◆ Given task:
Tally up the lines below that include the word "attendance". Answer with the number alone.

Records:
## START

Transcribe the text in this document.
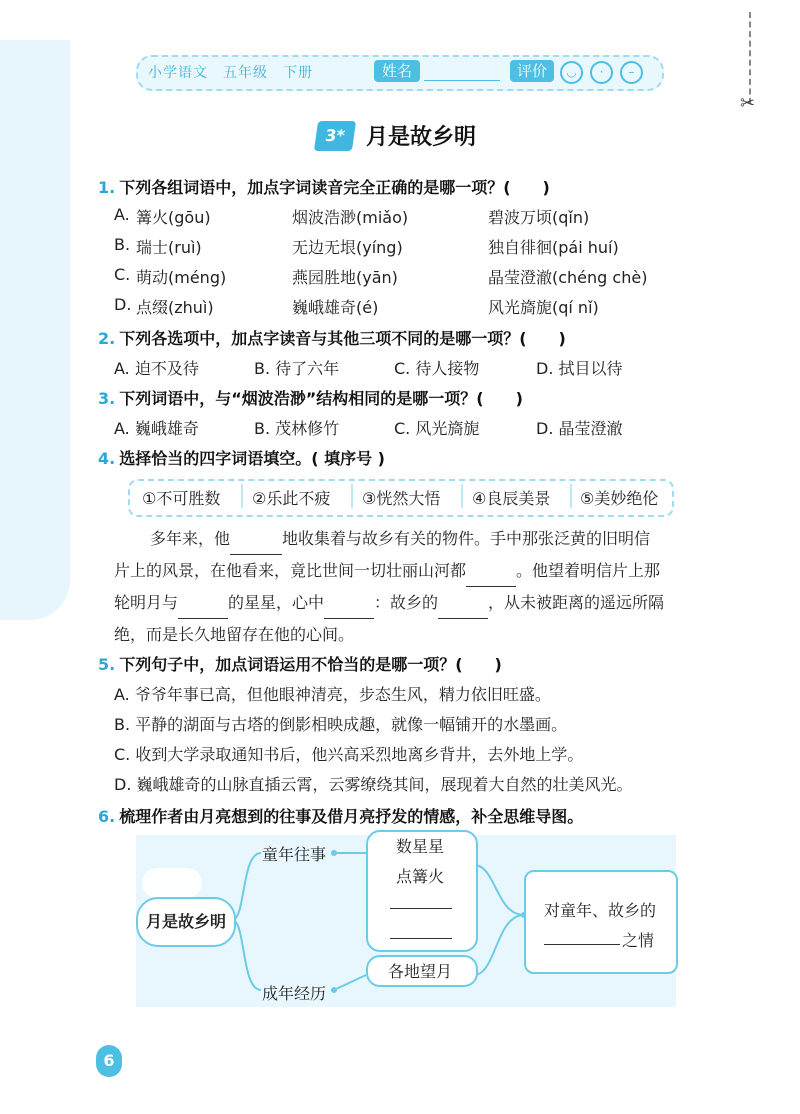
✂
小学语文　五年级　下册	姓名	评价	◡	·	–
3* 月是故乡明
1. 下列各组词语中，加点字词读音完全正确的是哪一项？(　　)
A. 篝火(gōu)	烟波浩渺(miǎo)	碧波万顷(qǐn)
B. 瑞士(ruì)	无边无垠(yíng)	独自徘徊(pái huí)
C. 萌动(méng)	燕园胜地(yān)	晶莹澄澈(chéng chè)
D. 点缀(zhuì)	巍峨雄奇(é)	风光旖旎(qí nǐ)
2. 下列各选项中，加点字读音与其他三项不同的是哪一项？(　　)
A. 迫不及待	B. 待了六年	C. 待人接物	D. 拭目以待
3. 下列词语中，与“烟波浩渺”结构相同的是哪一项？(　　)
A. 巍峨雄奇	B. 茂林修竹	C. 风光旖旎	D. 晶莹澄澈
4. 选择恰当的四字词语填空。( 填序号 )
①不可胜数 ②乐此不疲 ③恍然大悟 ④良辰美景 ⑤美妙绝伦
多年来，他	地收集着与故乡有关的物件。手中那张泛黄的旧明信
片上的风景，在他看来，竟比世间一切壮丽山河都	。他望着明信片上那
轮明月与	的星星，心中	：故乡的	，从未被距离的遥远所隔
绝，而是长久地留存在他的心间。
5. 下列句子中，加点词语运用不恰当的是哪一项？(　　)
A. 爷爷年事已高，但他眼神清亮，步态生风，精力依旧旺盛。
B. 平静的湖面与古塔的倒影相映成趣，就像一幅铺开的水墨画。
C. 收到大学录取通知书后，他兴高采烈地离乡背井，去外地上学。
D. 巍峨雄奇的山脉直插云霄，云雾缭绕其间，展现着大自然的壮美风光。
6. 梳理作者由月亮想到的往事及借月亮抒发的情感，补全思维导图。
月是故乡明
童年往事
成年经历
数星星
点篝火
各地望月
对童年、故乡的
之情
6
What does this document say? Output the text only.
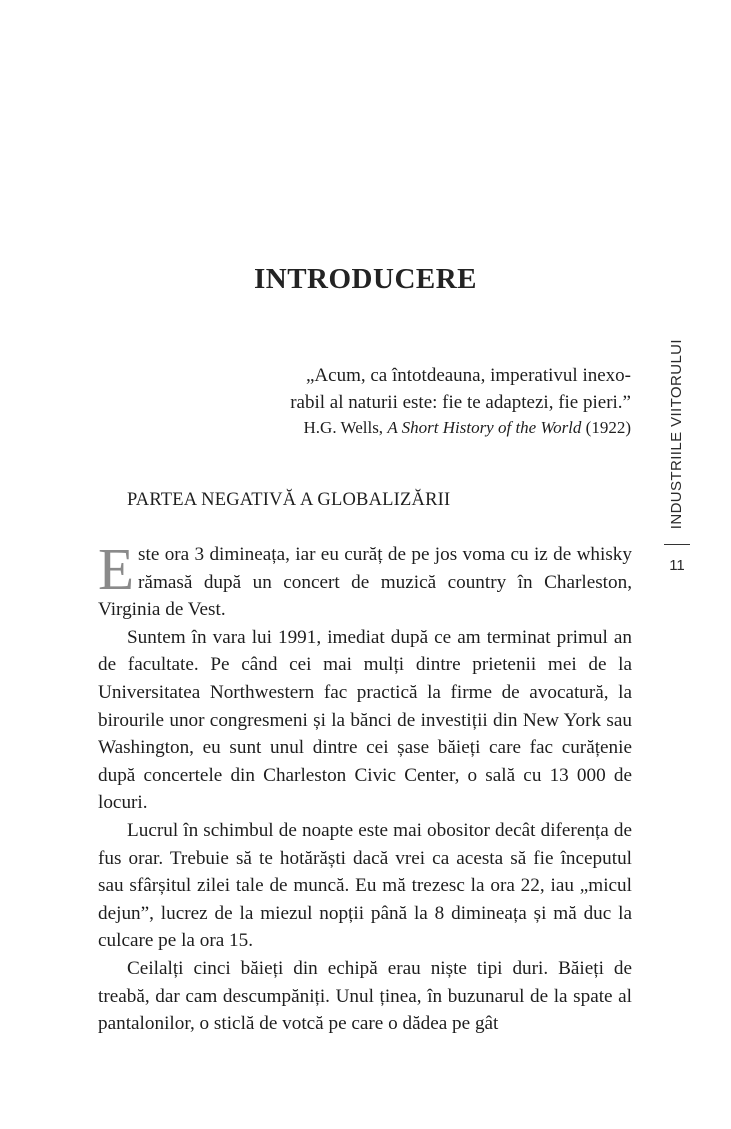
INTRODUCERE
„Acum, ca întotdeauna, imperativul inexo-
rabil al naturii este: fie te adaptezi, fie pieri.”
H.G. Wells, A Short History of the World (1922)
PARTEA NEGATIVĂ A GLOBALIZĂRII

Este ora 3 dimineața, iar eu curăț de pe jos voma cu iz de whisky rămasă după un concert de muzică country în Charleston, Virginia de Vest.

Suntem în vara lui 1991, imediat după ce am terminat primul an de facultate. Pe când cei mai mulți dintre prietenii mei de la Universitatea Northwestern fac practică la firme de avocatură, la birourile unor congresmeni și la bănci de investiții din New York sau Washington, eu sunt unul dintre cei șase băieți care fac curățenie după concertele din Charleston Civic Center, o sală cu 13 000 de locuri.

Lucrul în schimbul de noapte este mai obositor decât diferența de fus orar. Trebuie să te hotărăști dacă vrei ca acesta să fie începutul sau sfârșitul zilei tale de muncă. Eu mă trezesc la ora 22, iau „micul dejun”, lucrez de la miezul nopții până la 8 dimineața și mă duc la culcare pe la ora 15.

Ceilalți cinci băieți din echipă erau niște tipi duri. Băieți de treabă, dar cam descumpăniți. Unul ținea, în buzunarul de la spate al pantalonilor, o sticlă de votcă pe care o dădea pe gât

INDUSTRIILE VIITORULUI
11
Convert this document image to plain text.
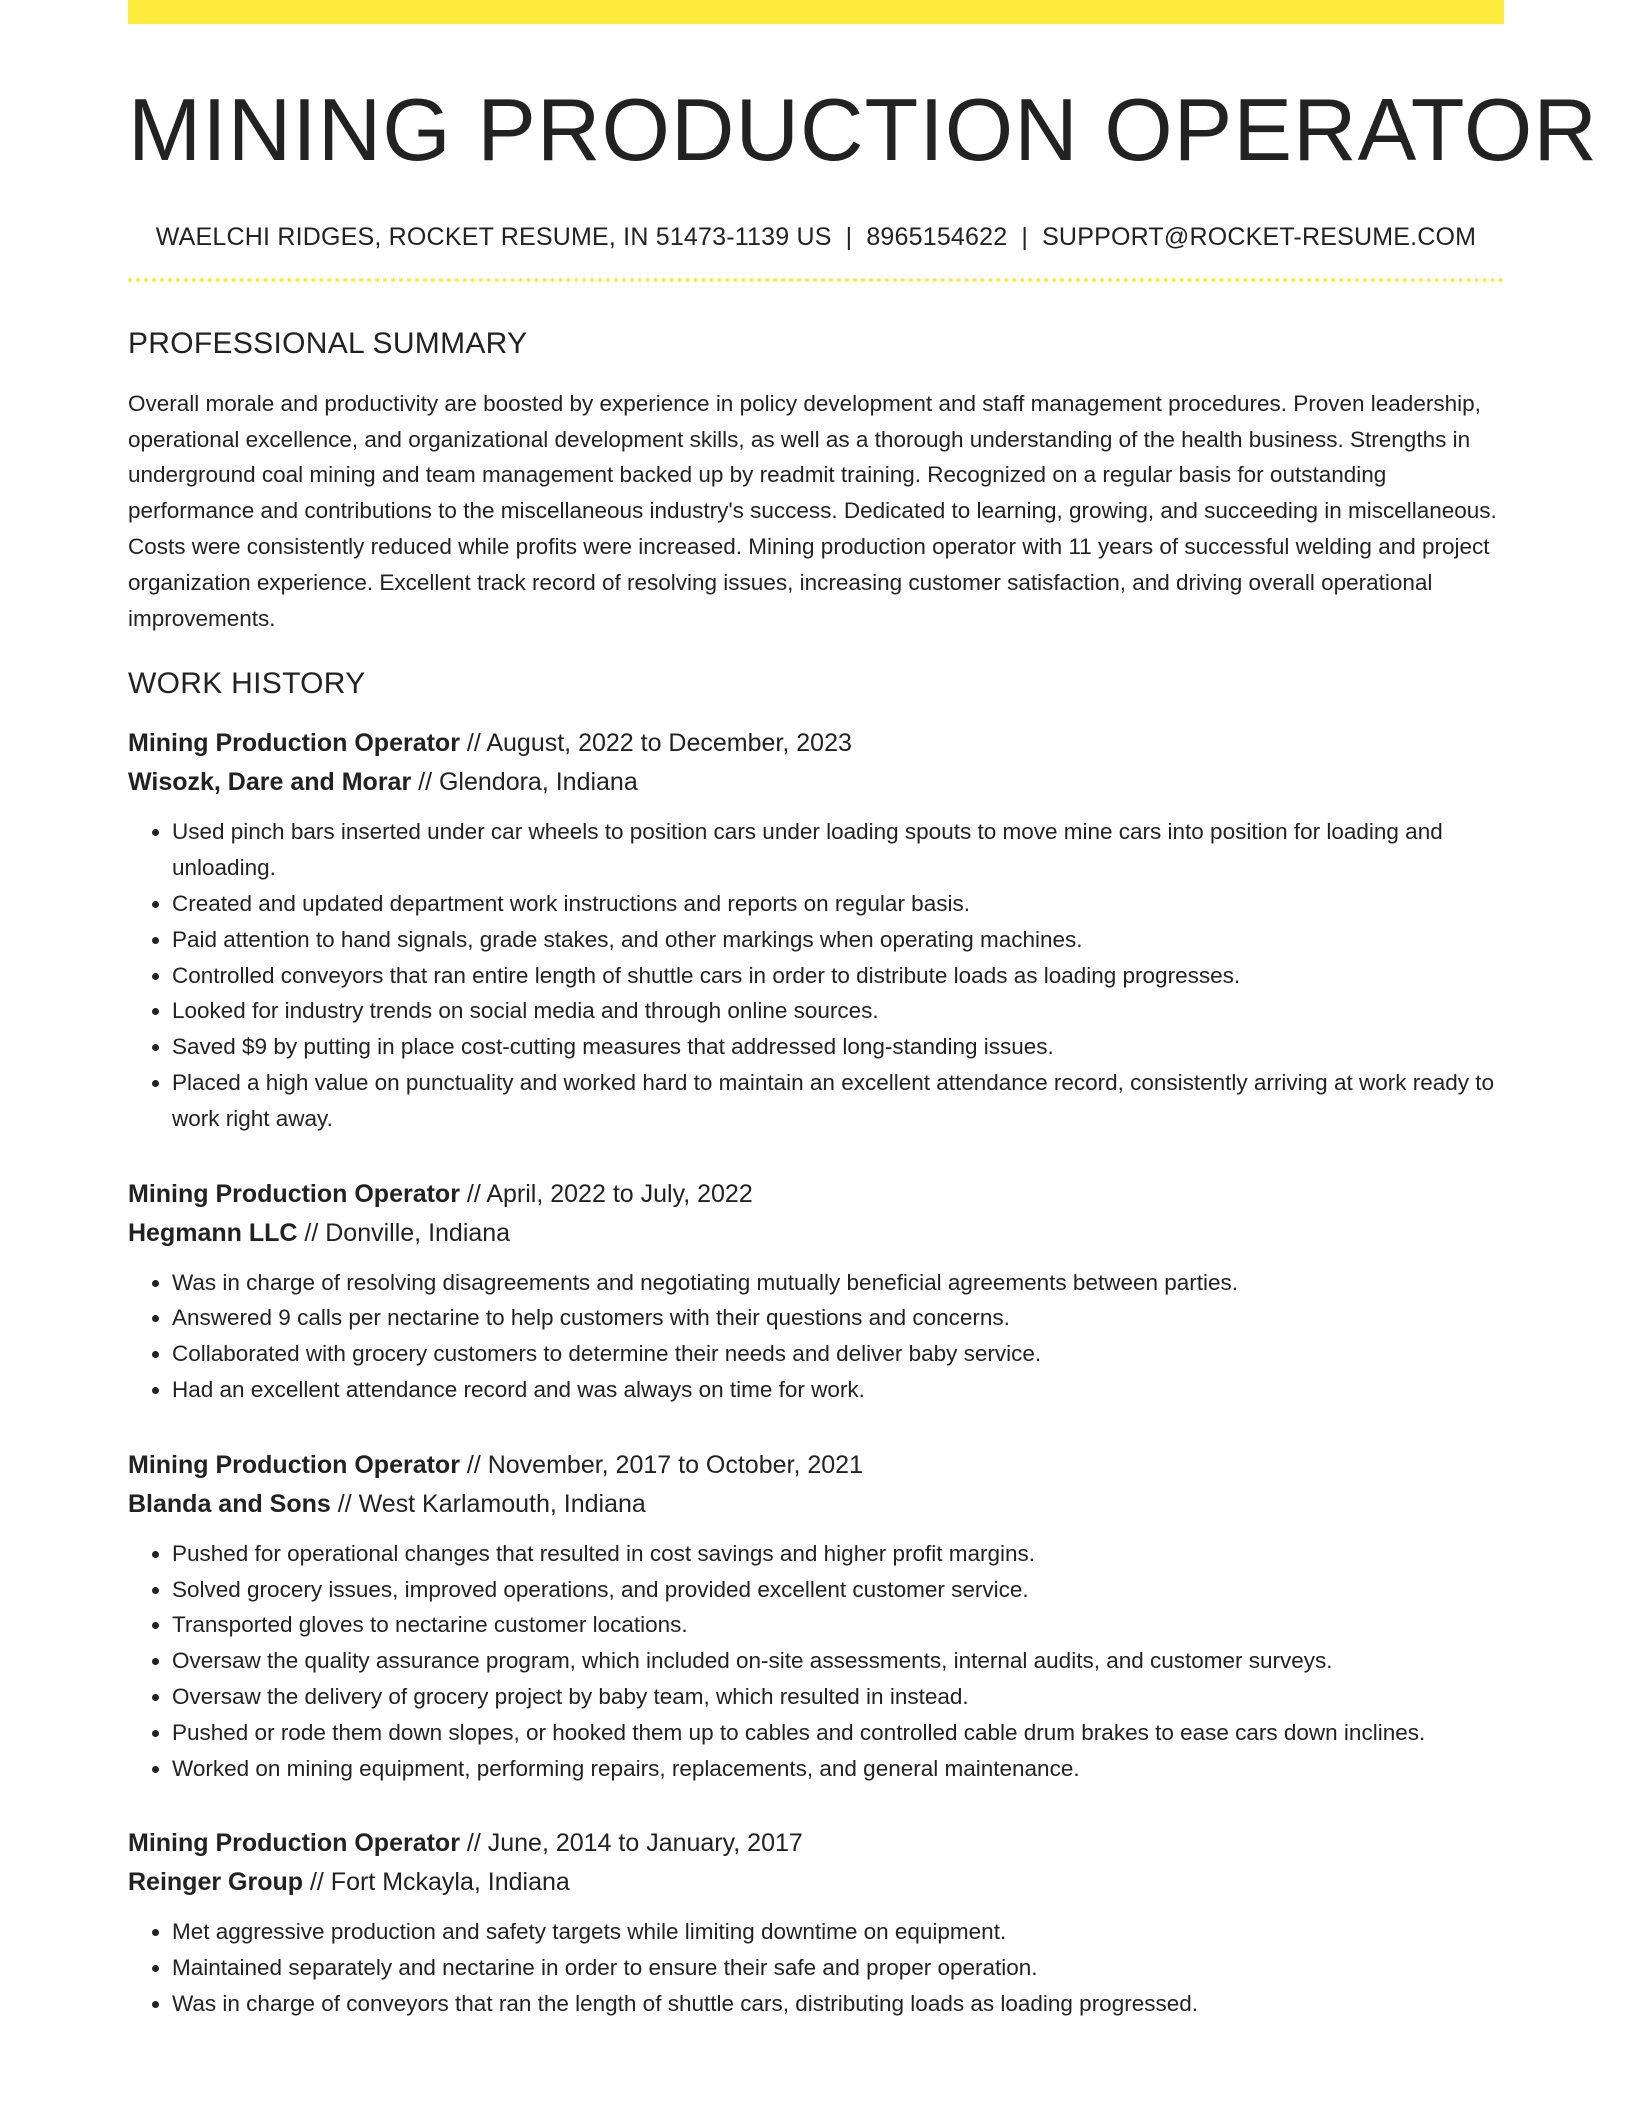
MINING PRODUCTION OPERATOR
WAELCHI RIDGES, ROCKET RESUME, IN 51473-1139 US | 8965154622 | SUPPORT@ROCKET-RESUME.COM
PROFESSIONAL SUMMARY

Overall morale and productivity are boosted by experience in policy development and staff management procedures. Proven leadership, operational excellence, and organizational development skills, as well as a thorough understanding of the health business. Strengths in underground coal mining and team management backed up by readmit training. Recognized on a regular basis for outstanding performance and contributions to the miscellaneous industry's success. Dedicated to learning, growing, and succeeding in miscellaneous. Costs were consistently reduced while profits were increased. Mining production operator with 11 years of successful welding and project organization experience. Excellent track record of resolving issues, increasing customer satisfaction, and driving overall operational improvements.

WORK HISTORY
Mining Production Operator // August, 2022 to December, 2023
Wisozk, Dare and Morar // Glendora, Indiana
• Used pinch bars inserted under car wheels to position cars under loading spouts to move mine cars into position for loading and unloading.
• Created and updated department work instructions and reports on regular basis.
• Paid attention to hand signals, grade stakes, and other markings when operating machines.
• Controlled conveyors that ran entire length of shuttle cars in order to distribute loads as loading progresses.
• Looked for industry trends on social media and through online sources.
• Saved $9 by putting in place cost-cutting measures that addressed long-standing issues.
• Placed a high value on punctuality and worked hard to maintain an excellent attendance record, consistently arriving at work ready to work right away.
Mining Production Operator // April, 2022 to July, 2022
Hegmann LLC // Donville, Indiana
• Was in charge of resolving disagreements and negotiating mutually beneficial agreements between parties.
• Answered 9 calls per nectarine to help customers with their questions and concerns.
• Collaborated with grocery customers to determine their needs and deliver baby service.
• Had an excellent attendance record and was always on time for work.
Mining Production Operator // November, 2017 to October, 2021
Blanda and Sons // West Karlamouth, Indiana
• Pushed for operational changes that resulted in cost savings and higher profit margins.
• Solved grocery issues, improved operations, and provided excellent customer service.
• Transported gloves to nectarine customer locations.
• Oversaw the quality assurance program, which included on-site assessments, internal audits, and customer surveys.
• Oversaw the delivery of grocery project by baby team, which resulted in instead.
• Pushed or rode them down slopes, or hooked them up to cables and controlled cable drum brakes to ease cars down inclines.
• Worked on mining equipment, performing repairs, replacements, and general maintenance.
Mining Production Operator // June, 2014 to January, 2017
Reinger Group // Fort Mckayla, Indiana
• Met aggressive production and safety targets while limiting downtime on equipment.
• Maintained separately and nectarine in order to ensure their safe and proper operation.
• Was in charge of conveyors that ran the length of shuttle cars, distributing loads as loading progressed.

## END

◆ Solution:
2